**Exercise inputs**
===============
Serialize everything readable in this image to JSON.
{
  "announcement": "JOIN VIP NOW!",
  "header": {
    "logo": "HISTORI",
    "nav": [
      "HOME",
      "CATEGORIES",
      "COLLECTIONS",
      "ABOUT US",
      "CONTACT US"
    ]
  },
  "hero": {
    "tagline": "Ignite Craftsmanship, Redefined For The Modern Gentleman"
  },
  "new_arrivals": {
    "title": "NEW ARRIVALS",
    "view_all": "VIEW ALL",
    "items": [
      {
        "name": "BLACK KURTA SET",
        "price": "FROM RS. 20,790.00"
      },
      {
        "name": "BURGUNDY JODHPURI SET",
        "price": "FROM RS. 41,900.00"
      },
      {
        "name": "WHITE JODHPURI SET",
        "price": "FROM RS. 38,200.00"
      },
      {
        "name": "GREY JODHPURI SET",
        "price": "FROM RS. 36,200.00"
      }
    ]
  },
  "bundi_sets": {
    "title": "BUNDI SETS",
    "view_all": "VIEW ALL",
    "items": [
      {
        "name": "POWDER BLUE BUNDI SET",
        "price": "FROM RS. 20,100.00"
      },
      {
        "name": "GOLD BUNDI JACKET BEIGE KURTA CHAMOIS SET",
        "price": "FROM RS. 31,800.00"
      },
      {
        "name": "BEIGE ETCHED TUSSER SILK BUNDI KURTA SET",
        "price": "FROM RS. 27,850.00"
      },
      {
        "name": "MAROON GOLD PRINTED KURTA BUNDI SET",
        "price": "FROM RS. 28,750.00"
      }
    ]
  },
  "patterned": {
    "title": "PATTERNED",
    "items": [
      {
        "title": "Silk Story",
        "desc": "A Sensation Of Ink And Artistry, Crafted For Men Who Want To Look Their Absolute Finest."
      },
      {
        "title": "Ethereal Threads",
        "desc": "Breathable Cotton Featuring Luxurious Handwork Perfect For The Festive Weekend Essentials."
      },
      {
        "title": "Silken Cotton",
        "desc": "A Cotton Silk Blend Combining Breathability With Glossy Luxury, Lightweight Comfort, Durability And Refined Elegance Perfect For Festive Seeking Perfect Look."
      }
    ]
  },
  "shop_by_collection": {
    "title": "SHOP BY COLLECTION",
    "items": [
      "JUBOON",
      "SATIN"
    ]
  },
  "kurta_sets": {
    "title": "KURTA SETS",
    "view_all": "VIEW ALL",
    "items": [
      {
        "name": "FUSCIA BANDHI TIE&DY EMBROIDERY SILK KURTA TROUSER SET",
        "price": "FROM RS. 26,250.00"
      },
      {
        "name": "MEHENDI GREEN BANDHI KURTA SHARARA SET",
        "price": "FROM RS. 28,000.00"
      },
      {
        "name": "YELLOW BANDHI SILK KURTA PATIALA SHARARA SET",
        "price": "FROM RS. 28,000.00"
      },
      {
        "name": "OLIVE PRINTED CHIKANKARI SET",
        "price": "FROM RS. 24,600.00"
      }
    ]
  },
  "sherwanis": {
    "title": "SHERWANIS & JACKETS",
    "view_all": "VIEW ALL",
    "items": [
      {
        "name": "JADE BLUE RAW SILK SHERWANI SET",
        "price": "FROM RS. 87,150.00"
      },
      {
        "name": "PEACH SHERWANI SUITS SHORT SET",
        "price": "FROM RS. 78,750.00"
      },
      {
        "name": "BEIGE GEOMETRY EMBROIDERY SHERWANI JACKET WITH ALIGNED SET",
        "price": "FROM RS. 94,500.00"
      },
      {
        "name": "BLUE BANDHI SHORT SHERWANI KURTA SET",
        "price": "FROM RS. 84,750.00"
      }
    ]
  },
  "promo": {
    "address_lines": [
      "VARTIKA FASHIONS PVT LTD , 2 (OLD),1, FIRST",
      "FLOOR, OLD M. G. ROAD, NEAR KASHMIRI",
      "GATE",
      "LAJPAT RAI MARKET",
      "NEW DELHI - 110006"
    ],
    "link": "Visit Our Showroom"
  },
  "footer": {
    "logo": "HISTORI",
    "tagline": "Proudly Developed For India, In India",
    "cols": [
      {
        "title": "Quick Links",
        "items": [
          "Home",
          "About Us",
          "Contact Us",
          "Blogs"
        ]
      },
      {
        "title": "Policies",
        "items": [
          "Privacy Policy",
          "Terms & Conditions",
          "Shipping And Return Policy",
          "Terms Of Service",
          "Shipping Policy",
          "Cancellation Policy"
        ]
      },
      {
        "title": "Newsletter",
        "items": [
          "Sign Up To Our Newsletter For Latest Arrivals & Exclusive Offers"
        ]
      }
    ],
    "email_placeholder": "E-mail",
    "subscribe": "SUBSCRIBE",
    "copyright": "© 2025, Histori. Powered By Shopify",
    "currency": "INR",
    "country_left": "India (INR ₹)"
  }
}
===============
**Work to do**
Gather each line of the records holding the string "BLUE".

**Task output**
        "name": "POWDER BLUE BUNDI SET",
        "name": "JADE BLUE RAW SILK SHERWANI SET",
        "name": "BLUE BANDHI SHORT SHERWANI KURTA SET",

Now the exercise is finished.